Entries from a visual dataset
****************
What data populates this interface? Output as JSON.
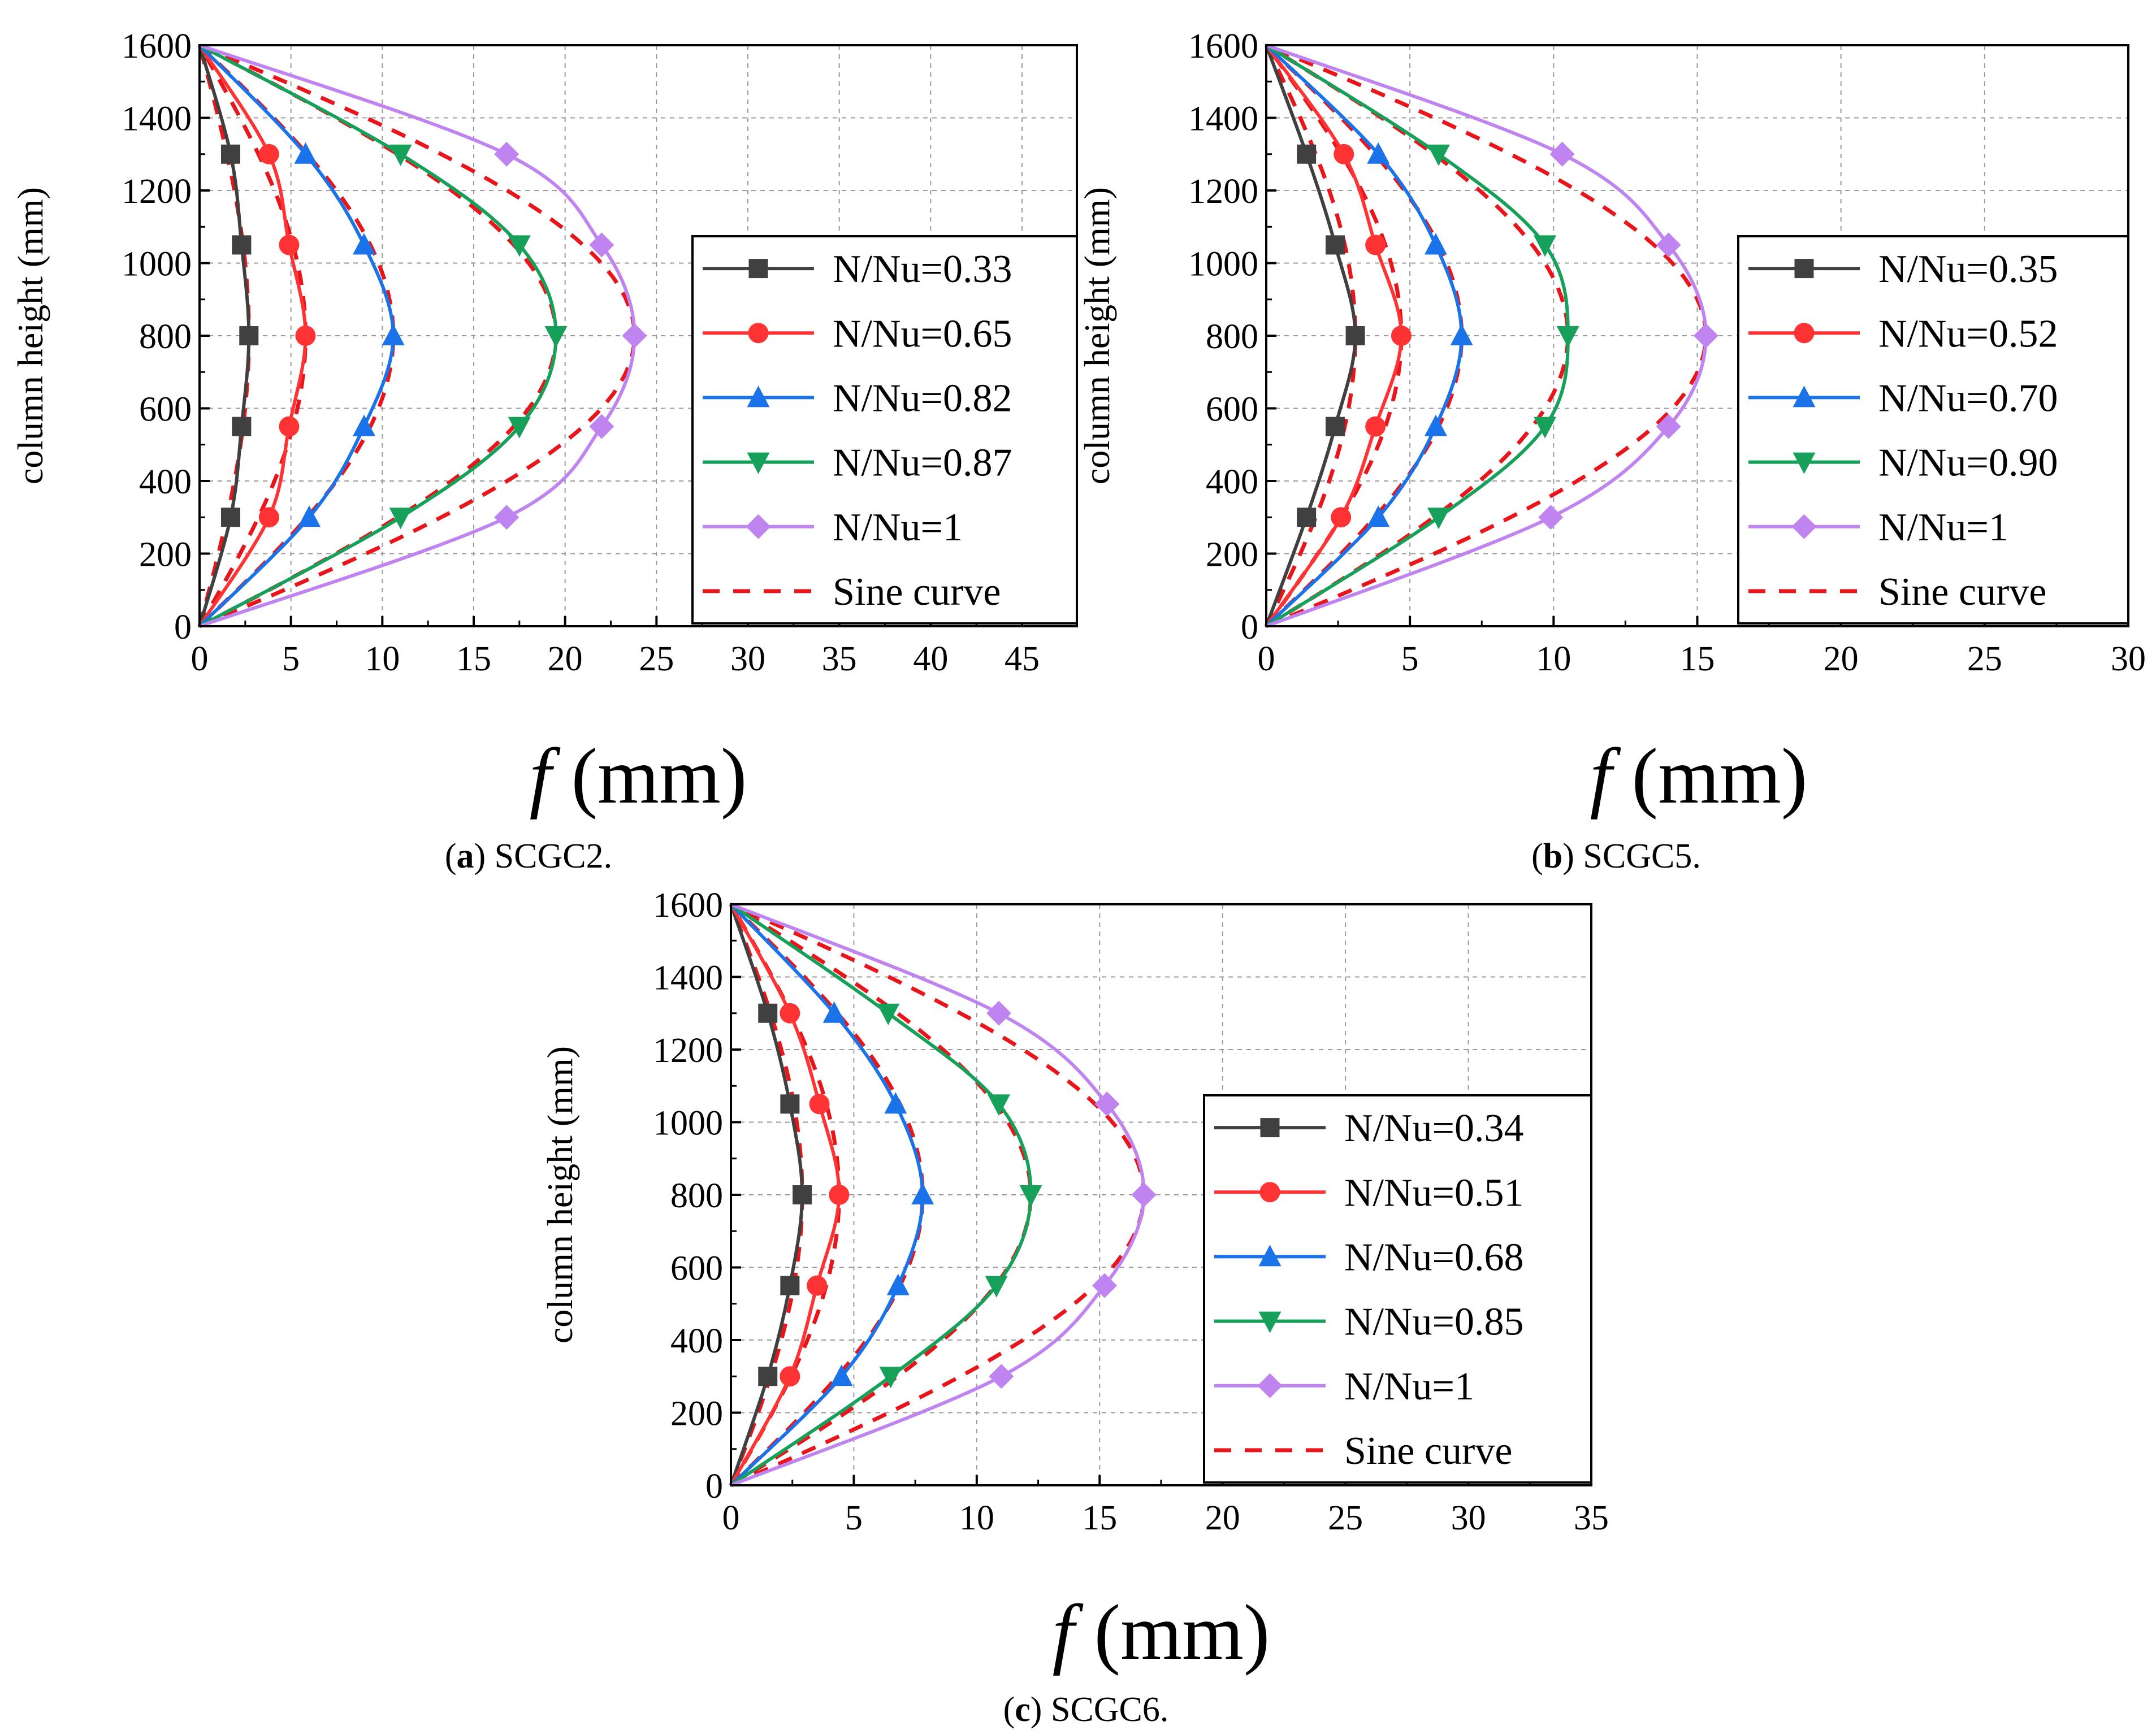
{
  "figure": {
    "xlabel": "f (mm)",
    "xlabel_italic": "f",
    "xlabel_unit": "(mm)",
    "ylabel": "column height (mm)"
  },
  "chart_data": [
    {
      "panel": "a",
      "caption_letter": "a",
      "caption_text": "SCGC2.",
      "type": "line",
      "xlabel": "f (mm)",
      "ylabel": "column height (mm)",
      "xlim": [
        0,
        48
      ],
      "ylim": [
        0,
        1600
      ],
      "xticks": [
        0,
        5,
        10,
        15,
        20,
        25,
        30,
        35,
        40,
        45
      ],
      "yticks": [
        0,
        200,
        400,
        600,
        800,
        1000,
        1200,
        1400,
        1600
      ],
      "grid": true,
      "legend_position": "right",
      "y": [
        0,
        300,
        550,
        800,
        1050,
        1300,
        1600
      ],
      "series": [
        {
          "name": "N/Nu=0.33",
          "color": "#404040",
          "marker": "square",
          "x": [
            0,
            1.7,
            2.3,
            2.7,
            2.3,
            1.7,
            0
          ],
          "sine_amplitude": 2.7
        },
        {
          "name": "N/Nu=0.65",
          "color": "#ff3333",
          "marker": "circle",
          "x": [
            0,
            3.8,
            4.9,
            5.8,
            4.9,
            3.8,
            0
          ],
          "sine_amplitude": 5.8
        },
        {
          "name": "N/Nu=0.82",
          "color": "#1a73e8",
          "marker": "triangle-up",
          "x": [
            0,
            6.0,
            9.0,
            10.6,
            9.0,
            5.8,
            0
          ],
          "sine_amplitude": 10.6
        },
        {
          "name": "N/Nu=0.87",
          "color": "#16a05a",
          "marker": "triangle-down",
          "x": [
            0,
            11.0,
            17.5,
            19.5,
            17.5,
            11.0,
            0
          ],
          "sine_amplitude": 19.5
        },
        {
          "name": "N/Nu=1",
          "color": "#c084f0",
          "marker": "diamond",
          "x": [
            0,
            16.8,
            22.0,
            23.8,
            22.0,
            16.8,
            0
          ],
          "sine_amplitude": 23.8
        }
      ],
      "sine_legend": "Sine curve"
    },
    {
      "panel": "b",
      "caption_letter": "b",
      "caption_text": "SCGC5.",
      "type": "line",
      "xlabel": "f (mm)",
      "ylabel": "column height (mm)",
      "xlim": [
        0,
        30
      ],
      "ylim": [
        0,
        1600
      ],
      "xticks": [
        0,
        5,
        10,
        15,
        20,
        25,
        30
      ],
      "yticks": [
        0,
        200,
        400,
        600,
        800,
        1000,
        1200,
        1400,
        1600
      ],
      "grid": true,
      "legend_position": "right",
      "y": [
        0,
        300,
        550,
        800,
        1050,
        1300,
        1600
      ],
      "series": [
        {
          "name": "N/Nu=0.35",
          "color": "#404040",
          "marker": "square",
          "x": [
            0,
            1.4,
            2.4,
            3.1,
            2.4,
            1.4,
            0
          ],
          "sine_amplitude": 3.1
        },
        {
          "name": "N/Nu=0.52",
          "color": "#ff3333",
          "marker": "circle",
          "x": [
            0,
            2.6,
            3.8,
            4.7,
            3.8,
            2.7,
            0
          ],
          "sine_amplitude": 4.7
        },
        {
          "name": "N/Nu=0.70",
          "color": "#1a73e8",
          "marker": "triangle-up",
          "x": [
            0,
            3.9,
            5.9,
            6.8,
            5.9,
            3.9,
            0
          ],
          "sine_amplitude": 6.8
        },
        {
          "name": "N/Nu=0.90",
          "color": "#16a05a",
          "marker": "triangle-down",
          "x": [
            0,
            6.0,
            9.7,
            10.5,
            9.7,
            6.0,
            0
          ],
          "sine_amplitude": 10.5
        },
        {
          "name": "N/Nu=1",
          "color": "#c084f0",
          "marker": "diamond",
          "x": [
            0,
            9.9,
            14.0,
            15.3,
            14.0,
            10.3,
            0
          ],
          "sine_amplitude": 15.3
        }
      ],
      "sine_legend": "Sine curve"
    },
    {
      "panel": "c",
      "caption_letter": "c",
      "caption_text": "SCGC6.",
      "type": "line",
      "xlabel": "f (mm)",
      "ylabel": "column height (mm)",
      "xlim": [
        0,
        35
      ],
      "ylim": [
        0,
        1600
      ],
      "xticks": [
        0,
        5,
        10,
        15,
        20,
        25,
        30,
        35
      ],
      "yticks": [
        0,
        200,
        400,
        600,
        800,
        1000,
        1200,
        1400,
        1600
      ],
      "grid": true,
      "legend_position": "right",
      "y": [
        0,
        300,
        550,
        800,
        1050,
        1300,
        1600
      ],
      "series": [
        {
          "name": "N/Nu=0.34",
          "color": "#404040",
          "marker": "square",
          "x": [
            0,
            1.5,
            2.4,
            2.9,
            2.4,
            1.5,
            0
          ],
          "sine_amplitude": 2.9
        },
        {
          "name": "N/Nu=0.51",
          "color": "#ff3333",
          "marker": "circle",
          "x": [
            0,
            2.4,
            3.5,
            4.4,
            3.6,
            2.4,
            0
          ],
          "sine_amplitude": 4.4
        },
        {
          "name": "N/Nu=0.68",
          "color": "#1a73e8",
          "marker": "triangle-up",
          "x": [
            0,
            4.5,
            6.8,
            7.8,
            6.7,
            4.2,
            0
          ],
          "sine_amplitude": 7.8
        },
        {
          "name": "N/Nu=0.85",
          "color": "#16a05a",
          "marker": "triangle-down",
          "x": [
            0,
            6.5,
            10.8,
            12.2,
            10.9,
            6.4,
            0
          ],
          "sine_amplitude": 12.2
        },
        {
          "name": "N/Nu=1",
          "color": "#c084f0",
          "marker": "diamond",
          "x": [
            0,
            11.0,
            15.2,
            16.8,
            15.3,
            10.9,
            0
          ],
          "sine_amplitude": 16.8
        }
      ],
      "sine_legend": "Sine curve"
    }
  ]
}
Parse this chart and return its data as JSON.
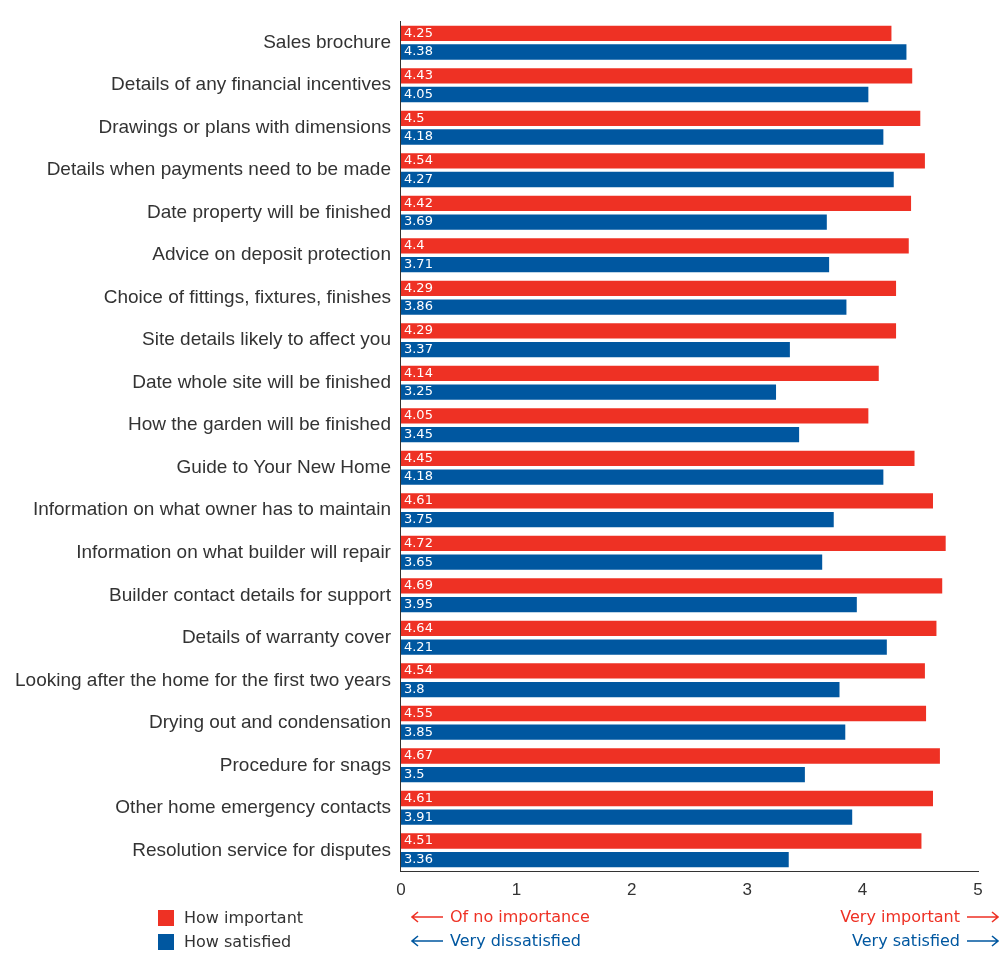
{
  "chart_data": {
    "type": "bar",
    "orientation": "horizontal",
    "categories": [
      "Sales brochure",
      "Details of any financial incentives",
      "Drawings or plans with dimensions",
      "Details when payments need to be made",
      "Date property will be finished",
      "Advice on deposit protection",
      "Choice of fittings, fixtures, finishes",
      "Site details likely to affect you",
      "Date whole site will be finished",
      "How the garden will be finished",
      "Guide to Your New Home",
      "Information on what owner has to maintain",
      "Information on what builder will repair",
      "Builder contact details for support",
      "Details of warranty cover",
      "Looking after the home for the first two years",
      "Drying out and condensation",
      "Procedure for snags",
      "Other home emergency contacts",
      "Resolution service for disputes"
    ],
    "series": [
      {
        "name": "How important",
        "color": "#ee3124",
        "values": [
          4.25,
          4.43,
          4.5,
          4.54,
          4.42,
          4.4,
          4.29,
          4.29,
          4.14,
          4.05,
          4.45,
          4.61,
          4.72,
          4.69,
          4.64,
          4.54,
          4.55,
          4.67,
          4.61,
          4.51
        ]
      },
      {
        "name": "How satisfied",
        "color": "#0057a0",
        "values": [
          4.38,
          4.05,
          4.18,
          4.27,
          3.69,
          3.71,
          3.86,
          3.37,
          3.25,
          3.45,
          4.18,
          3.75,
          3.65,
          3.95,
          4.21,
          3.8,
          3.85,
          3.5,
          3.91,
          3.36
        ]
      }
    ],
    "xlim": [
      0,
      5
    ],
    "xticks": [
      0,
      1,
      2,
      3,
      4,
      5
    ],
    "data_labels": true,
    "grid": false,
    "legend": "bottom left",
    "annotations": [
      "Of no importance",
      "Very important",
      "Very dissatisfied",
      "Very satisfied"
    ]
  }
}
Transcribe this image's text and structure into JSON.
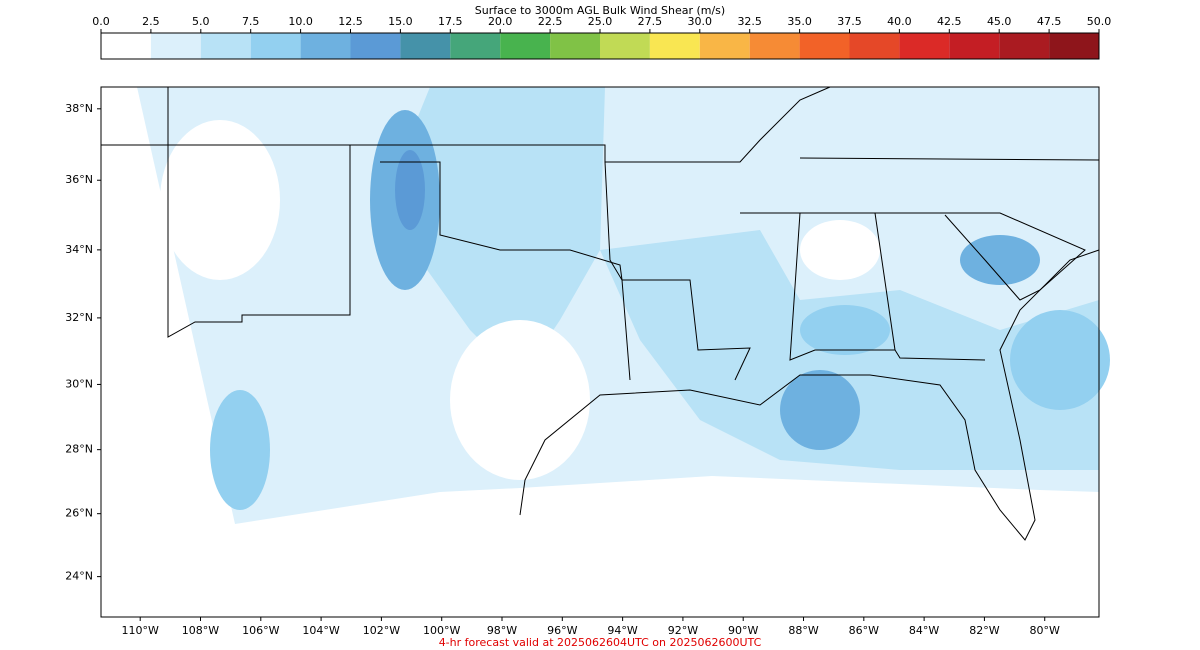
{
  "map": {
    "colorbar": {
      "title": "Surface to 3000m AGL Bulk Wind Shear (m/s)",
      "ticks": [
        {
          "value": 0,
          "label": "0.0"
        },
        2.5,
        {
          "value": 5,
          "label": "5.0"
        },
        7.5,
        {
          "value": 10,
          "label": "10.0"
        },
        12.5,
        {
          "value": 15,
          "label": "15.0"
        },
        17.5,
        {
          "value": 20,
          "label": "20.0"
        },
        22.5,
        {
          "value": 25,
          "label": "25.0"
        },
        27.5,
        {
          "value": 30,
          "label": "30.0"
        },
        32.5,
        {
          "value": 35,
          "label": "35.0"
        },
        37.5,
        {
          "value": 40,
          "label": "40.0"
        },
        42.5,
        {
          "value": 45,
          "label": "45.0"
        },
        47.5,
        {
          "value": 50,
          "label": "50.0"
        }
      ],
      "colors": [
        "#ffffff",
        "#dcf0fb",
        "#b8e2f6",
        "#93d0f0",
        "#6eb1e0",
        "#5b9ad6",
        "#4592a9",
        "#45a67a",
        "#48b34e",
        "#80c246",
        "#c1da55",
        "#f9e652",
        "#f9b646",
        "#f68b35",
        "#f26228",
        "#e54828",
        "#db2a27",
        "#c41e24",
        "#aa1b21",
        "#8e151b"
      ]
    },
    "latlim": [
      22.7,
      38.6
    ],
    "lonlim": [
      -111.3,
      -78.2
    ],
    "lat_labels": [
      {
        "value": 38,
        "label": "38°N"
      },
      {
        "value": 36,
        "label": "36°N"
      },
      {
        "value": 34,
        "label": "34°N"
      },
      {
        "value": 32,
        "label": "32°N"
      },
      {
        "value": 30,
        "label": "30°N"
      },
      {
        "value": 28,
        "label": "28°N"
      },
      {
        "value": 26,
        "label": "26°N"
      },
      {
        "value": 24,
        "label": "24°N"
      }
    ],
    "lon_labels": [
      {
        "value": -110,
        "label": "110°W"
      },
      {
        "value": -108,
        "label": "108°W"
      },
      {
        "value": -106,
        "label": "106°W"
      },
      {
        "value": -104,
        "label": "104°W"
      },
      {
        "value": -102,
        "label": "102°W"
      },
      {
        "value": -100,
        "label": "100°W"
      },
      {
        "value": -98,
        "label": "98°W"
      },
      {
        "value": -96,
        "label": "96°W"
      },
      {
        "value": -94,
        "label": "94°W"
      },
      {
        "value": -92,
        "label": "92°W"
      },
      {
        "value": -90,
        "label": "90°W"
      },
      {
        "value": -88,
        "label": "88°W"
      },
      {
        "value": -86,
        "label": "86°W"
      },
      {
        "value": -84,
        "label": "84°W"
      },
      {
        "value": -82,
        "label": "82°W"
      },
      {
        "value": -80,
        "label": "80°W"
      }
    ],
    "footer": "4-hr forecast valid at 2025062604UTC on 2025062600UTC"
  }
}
****************
▶ [Goal]: Find every line that holds "this" and copy it.

▶ [Full solution]:
What data populates this interface? Output as JSON.
Parse this chart and return its data as JSON.
Transcribe this image's text and structure into JSON.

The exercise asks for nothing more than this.